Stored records

***

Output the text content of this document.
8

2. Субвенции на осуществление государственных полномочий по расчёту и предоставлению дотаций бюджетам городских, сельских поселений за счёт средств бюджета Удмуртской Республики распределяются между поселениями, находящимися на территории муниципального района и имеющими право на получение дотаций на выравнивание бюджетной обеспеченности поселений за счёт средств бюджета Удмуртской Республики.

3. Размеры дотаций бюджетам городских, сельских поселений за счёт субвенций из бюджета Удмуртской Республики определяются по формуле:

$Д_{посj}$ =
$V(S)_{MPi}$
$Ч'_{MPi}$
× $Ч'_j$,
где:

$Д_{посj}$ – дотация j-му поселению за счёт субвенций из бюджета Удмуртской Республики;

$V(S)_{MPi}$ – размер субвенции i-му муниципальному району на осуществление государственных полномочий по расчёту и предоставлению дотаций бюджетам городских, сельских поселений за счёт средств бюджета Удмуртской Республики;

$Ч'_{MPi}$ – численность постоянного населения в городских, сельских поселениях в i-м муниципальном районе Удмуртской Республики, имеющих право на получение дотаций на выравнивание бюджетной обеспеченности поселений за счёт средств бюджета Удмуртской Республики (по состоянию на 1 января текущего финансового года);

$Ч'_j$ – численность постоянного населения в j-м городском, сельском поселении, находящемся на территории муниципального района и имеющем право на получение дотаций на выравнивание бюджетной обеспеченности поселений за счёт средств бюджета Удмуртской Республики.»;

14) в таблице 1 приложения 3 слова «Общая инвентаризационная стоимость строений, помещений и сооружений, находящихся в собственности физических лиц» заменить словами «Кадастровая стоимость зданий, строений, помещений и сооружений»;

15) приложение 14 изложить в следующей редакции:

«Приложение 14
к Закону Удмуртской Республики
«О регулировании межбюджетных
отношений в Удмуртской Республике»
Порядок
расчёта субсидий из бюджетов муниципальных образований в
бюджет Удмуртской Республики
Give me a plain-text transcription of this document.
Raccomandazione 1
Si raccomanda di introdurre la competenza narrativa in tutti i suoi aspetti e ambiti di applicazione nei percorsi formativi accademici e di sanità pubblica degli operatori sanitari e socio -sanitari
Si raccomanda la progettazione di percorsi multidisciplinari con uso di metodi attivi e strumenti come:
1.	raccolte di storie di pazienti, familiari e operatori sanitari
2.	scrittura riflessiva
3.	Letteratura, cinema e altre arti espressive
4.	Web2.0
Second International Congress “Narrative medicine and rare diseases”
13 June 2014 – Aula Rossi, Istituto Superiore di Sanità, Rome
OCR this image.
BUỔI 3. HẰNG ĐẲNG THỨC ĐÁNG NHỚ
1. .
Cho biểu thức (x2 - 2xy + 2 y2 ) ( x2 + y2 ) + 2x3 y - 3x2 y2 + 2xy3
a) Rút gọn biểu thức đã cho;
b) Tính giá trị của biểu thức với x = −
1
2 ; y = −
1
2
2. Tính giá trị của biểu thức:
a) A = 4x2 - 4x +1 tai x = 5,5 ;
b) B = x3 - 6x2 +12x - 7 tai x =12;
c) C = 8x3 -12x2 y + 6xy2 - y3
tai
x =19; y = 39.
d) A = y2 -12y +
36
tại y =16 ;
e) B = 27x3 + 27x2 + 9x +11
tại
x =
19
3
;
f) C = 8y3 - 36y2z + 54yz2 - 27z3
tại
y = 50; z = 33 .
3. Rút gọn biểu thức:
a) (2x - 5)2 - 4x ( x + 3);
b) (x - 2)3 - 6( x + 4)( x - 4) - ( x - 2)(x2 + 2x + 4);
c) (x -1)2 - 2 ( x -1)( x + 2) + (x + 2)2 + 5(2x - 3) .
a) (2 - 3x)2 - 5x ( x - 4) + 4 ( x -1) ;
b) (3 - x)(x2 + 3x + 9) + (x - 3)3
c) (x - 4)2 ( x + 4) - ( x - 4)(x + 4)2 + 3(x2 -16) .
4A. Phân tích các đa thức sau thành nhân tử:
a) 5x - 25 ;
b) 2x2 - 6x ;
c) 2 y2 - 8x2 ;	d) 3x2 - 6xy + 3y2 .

***

#### [DO THIS]
Return all of the entries exactly as written.

#### [TASK RESPONSE]
Output the text content of this document.
8

2. Субвенции на осуществление государственных полномочий по расчёту и предоставлению дотаций бюджетам городских, сельских поселений за счёт средств бюджета Удмуртской Республики распределяются между поселениями, находящимися на территории муниципального района и имеющими право на получение дотаций на выравнивание бюджетной обеспеченности поселений за счёт средств бюджета Удмуртской Республики.

3. Размеры дотаций бюджетам городских, сельских поселений за счёт субвенций из бюджета Удмуртской Республики определяются по формуле:

$Д_{посj}$ =
$V(S)_{MPi}$
$Ч'_{MPi}$
× $Ч'_j$,
где:

$Д_{посj}$ – дотация j-му поселению за счёт субвенций из бюджета Удмуртской Республики;

$V(S)_{MPi}$ – размер субвенции i-му муниципальному району на осуществление государственных полномочий по расчёту и предоставлению дотаций бюджетам городских, сельских поселений за счёт средств бюджета Удмуртской Республики;

$Ч'_{MPi}$ – численность постоянного населения в городских, сельских поселениях в i-м муниципальном районе Удмуртской Республики, имеющих право на получение дотаций на выравнивание бюджетной обеспеченности поселений за счёт средств бюджета Удмуртской Республики (по состоянию на 1 января текущего финансового года);

$Ч'_j$ – численность постоянного населения в j-м городском, сельском поселении, находящемся на территории муниципального района и имеющем право на получение дотаций на выравнивание бюджетной обеспеченности поселений за счёт средств бюджета Удмуртской Республики.»;

14) в таблице 1 приложения 3 слова «Общая инвентаризационная стоимость строений, помещений и сооружений, находящихся в собственности физических лиц» заменить словами «Кадастровая стоимость зданий, строений, помещений и сооружений»;

15) приложение 14 изложить в следующей редакции:

«Приложение 14
к Закону Удмуртской Республики
«О регулировании межбюджетных
отношений в Удмуртской Республике»
Порядок
расчёта субсидий из бюджетов муниципальных образований в
бюджет Удмуртской Республики
Give me a plain-text transcription of this document.
Raccomandazione 1
Si raccomanda di introdurre la competenza narrativa in tutti i suoi aspetti e ambiti di applicazione nei percorsi formativi accademici e di sanità pubblica degli operatori sanitari e socio -sanitari
Si raccomanda la progettazione di percorsi multidisciplinari con uso di metodi attivi e strumenti come:
1.	raccolte di storie di pazienti, familiari e operatori sanitari
2.	scrittura riflessiva
3.	Letteratura, cinema e altre arti espressive
4.	Web2.0
Second International Congress “Narrative medicine and rare diseases”
13 June 2014 – Aula Rossi, Istituto Superiore di Sanità, Rome
OCR this image.
BUỔI 3. HẰNG ĐẲNG THỨC ĐÁNG NHỚ
1. .
Cho biểu thức (x2 - 2xy + 2 y2 ) ( x2 + y2 ) + 2x3 y - 3x2 y2 + 2xy3
a) Rút gọn biểu thức đã cho;
b) Tính giá trị của biểu thức với x = −
1
2 ; y = −
1
2
2. Tính giá trị của biểu thức:
a) A = 4x2 - 4x +1 tai x = 5,5 ;
b) B = x3 - 6x2 +12x - 7 tai x =12;
c) C = 8x3 -12x2 y + 6xy2 - y3
tai
x =19; y = 39.
d) A = y2 -12y +
36
tại y =16 ;
e) B = 27x3 + 27x2 + 9x +11
tại
x =
19
3
;
f) C = 8y3 - 36y2z + 54yz2 - 27z3
tại
y = 50; z = 33 .
3. Rút gọn biểu thức:
a) (2x - 5)2 - 4x ( x + 3);
b) (x - 2)3 - 6( x + 4)( x - 4) - ( x - 2)(x2 + 2x + 4);
c) (x -1)2 - 2 ( x -1)( x + 2) + (x + 2)2 + 5(2x - 3) .
a) (2 - 3x)2 - 5x ( x - 4) + 4 ( x -1) ;
b) (3 - x)(x2 + 3x + 9) + (x - 3)3
c) (x - 4)2 ( x + 4) - ( x - 4)(x + 4)2 + 3(x2 -16) .
4A. Phân tích các đa thức sau thành nhân tử:
a) 5x - 25 ;
b) 2x2 - 6x ;
c) 2 y2 - 8x2 ;	d) 3x2 - 6xy + 3y2 .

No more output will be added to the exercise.